Dataset entries on figures

• • • •

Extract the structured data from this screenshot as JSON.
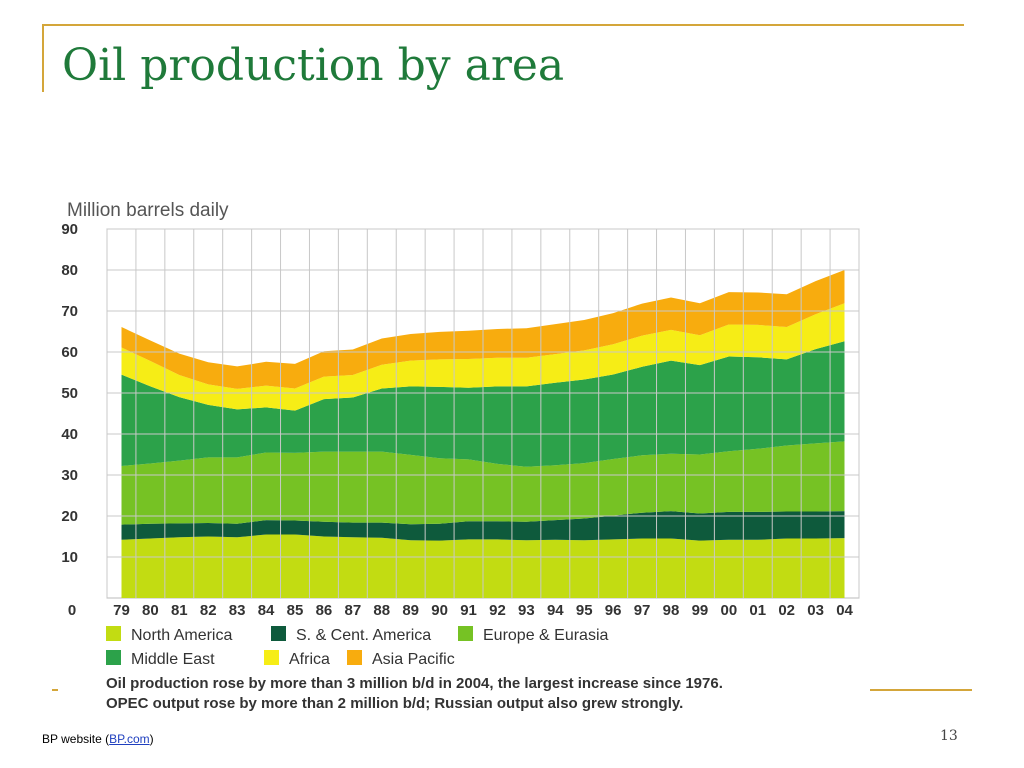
{
  "slide": {
    "title": "Oil production by area",
    "footer_text": "BP website (",
    "footer_link": "BP.com",
    "footer_close": ")",
    "page_number": "13"
  },
  "chart_data": {
    "type": "area",
    "stacked": true,
    "ylabel": "Million barrels daily",
    "xlabel": "",
    "ylim": [
      0,
      90
    ],
    "yticks": [
      0,
      10,
      20,
      30,
      40,
      50,
      60,
      70,
      80,
      90
    ],
    "grid": true,
    "legend_position": "bottom",
    "categories": [
      "79",
      "80",
      "81",
      "82",
      "83",
      "84",
      "85",
      "86",
      "87",
      "88",
      "89",
      "90",
      "91",
      "92",
      "93",
      "94",
      "95",
      "96",
      "97",
      "98",
      "99",
      "00",
      "01",
      "02",
      "03",
      "04"
    ],
    "series": [
      {
        "name": "North America",
        "color": "#c2dc12",
        "values": [
          14.2,
          14.5,
          14.8,
          15.0,
          14.8,
          15.5,
          15.5,
          15.0,
          14.8,
          14.7,
          14.1,
          14.0,
          14.3,
          14.3,
          14.1,
          14.2,
          14.1,
          14.3,
          14.5,
          14.5,
          14.0,
          14.2,
          14.2,
          14.5,
          14.5,
          14.6
        ]
      },
      {
        "name": "S. & Cent. America",
        "color": "#0e5a3c",
        "values": [
          3.7,
          3.6,
          3.4,
          3.3,
          3.3,
          3.5,
          3.4,
          3.6,
          3.6,
          3.7,
          3.9,
          4.1,
          4.4,
          4.4,
          4.5,
          4.8,
          5.3,
          5.8,
          6.3,
          6.7,
          6.6,
          6.8,
          6.8,
          6.6,
          6.6,
          6.6
        ]
      },
      {
        "name": "Europe & Eurasia",
        "color": "#76c224",
        "values": [
          14.3,
          14.7,
          15.3,
          16.0,
          16.2,
          16.5,
          16.5,
          17.1,
          17.3,
          17.3,
          16.9,
          16.0,
          15.1,
          14.0,
          13.4,
          13.4,
          13.5,
          13.8,
          14.0,
          14.0,
          14.4,
          14.8,
          15.4,
          16.1,
          16.6,
          17.0
        ]
      },
      {
        "name": "Middle East",
        "color": "#2ca24a",
        "values": [
          22.3,
          18.8,
          15.5,
          12.8,
          11.7,
          11.0,
          10.3,
          12.8,
          13.2,
          15.4,
          16.7,
          17.4,
          17.5,
          18.9,
          19.6,
          20.1,
          20.4,
          20.6,
          21.6,
          22.7,
          21.8,
          23.1,
          22.3,
          21.0,
          23.0,
          24.4
        ]
      },
      {
        "name": "Africa",
        "color": "#f6ed16",
        "values": [
          6.6,
          6.2,
          5.4,
          5.0,
          5.0,
          5.3,
          5.4,
          5.5,
          5.5,
          5.8,
          6.3,
          6.7,
          7.0,
          7.0,
          7.0,
          7.0,
          7.1,
          7.4,
          7.6,
          7.5,
          7.3,
          7.8,
          7.9,
          7.9,
          8.5,
          9.3
        ]
      },
      {
        "name": "Asia Pacific",
        "color": "#f8ac0e",
        "values": [
          5.0,
          5.0,
          5.2,
          5.4,
          5.5,
          5.8,
          6.0,
          6.2,
          6.2,
          6.4,
          6.5,
          6.7,
          6.9,
          7.0,
          7.2,
          7.3,
          7.4,
          7.6,
          7.8,
          7.9,
          7.8,
          7.9,
          7.9,
          8.0,
          8.1,
          8.1
        ]
      }
    ],
    "caption": [
      "Oil production rose by more than 3 million b/d in 2004, the largest increase since 1976.",
      "OPEC output rose by more than 2 million b/d; Russian output also grew strongly."
    ]
  }
}
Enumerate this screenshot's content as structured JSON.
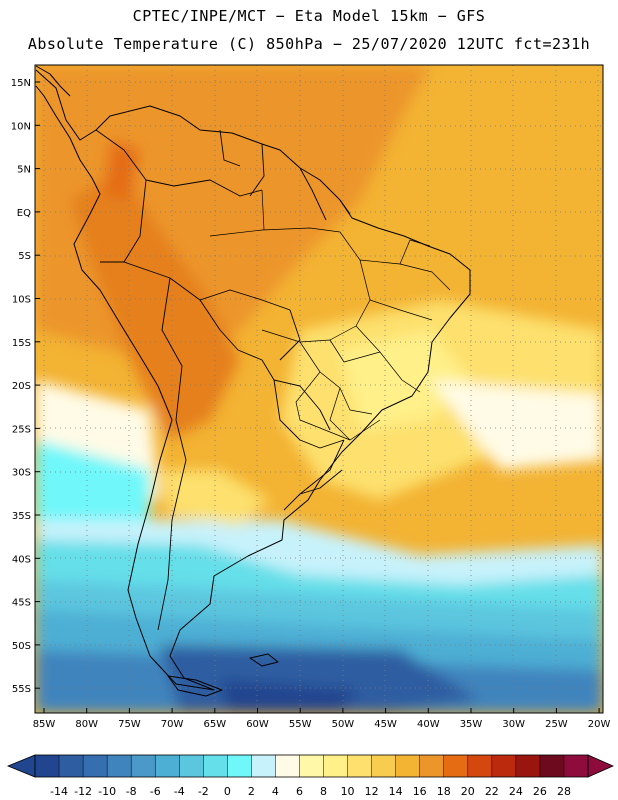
{
  "header": {
    "line1": "CPTEC/INPE/MCT −  Eta Model 15km − GFS",
    "line2": "Absolute Temperature (C) 850hPa − 25/07/2020 12UTC fct=231h"
  },
  "map": {
    "lat_labels": [
      "15N",
      "10N",
      "5N",
      "EQ",
      "5S",
      "10S",
      "15S",
      "20S",
      "25S",
      "30S",
      "35S",
      "40S",
      "45S",
      "50S",
      "55S"
    ],
    "lon_labels": [
      "85W",
      "80W",
      "75W",
      "70W",
      "65W",
      "60W",
      "55W",
      "50W",
      "45W",
      "40W",
      "35W",
      "30W",
      "25W",
      "20W"
    ],
    "gridlines": true,
    "gridline_style": "dotted"
  },
  "colorbar": {
    "labels": [
      "-14",
      "-12",
      "-10",
      "-8",
      "-6",
      "-4",
      "-2",
      "0",
      "2",
      "4",
      "6",
      "8",
      "10",
      "12",
      "14",
      "16",
      "18",
      "20",
      "22",
      "24",
      "26",
      "28"
    ],
    "colors": [
      "#21458f",
      "#2e5da1",
      "#356fb0",
      "#3f84bd",
      "#4a99c8",
      "#4dafd4",
      "#5cc6df",
      "#65dfe9",
      "#6ff7fa",
      "#c8f2fb",
      "#fffbe6",
      "#fff8a8",
      "#fff089",
      "#fde06d",
      "#f8cd4f",
      "#f3b333",
      "#ec952a",
      "#e56c12",
      "#d4470e",
      "#bc2a0e",
      "#9b150f",
      "#6e0a1d",
      "#8e0c3b"
    ],
    "under_color": "#21458f",
    "over_color": "#8e0c3b"
  }
}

• • • •

### What to produce
How many lines of the entries above hold the string "screenshot"? Reply with the number alone.

### Answer to the problem
2